EXERCISE GOAL: Extract the lines that hold the string "Search".

========================

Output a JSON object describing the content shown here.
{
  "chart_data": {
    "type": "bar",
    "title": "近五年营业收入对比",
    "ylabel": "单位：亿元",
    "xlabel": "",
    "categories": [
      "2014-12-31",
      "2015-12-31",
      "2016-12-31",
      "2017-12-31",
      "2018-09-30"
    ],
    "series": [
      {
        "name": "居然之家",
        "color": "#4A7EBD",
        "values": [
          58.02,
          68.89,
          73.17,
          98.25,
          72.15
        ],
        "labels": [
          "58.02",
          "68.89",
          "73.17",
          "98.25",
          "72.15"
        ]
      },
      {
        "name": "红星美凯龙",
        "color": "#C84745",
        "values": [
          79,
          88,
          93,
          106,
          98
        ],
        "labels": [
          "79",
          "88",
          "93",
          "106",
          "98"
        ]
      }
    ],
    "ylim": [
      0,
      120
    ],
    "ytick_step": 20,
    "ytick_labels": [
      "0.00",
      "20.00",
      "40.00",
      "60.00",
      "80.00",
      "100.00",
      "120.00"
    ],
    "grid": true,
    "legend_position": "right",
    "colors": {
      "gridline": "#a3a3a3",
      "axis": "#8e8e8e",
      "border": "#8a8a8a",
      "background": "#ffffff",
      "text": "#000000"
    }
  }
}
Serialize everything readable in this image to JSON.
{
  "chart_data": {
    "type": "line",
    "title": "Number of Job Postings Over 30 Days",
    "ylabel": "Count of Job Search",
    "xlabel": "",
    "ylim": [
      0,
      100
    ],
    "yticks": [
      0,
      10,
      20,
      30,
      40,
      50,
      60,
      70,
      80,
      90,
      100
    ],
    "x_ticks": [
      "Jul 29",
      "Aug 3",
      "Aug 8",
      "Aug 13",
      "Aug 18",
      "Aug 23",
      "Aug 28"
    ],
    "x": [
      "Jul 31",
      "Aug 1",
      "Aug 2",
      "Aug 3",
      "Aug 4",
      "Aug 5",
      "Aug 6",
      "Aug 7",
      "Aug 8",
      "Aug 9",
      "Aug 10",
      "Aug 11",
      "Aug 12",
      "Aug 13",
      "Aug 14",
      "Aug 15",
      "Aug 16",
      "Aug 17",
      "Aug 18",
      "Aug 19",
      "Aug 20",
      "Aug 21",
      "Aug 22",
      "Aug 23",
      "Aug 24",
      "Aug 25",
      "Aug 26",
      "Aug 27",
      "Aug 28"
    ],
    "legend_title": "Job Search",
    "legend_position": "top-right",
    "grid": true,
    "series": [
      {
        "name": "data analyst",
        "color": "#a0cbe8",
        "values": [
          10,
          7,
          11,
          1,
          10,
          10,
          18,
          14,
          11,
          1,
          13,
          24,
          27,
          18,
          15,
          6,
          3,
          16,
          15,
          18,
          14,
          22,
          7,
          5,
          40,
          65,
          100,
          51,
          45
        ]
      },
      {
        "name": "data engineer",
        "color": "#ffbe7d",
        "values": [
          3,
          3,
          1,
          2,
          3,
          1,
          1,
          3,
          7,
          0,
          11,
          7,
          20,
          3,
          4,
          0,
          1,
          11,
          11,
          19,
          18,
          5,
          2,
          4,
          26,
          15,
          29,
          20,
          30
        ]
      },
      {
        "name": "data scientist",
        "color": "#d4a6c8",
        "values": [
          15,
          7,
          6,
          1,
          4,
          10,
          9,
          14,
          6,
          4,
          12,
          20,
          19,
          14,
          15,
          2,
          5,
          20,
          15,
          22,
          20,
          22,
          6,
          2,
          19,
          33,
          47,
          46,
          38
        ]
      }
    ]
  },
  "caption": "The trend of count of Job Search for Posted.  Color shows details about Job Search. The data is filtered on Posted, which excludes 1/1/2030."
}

========================

ANSWER TO THIS TASK:
    "ylabel": "Count of Job Search",
    "legend_title": "Job Search",
  "caption": "The trend of count of Job Search for Posted.  Color shows details about Job Search. The data is filtered on Posted, which excludes 1/1/2030."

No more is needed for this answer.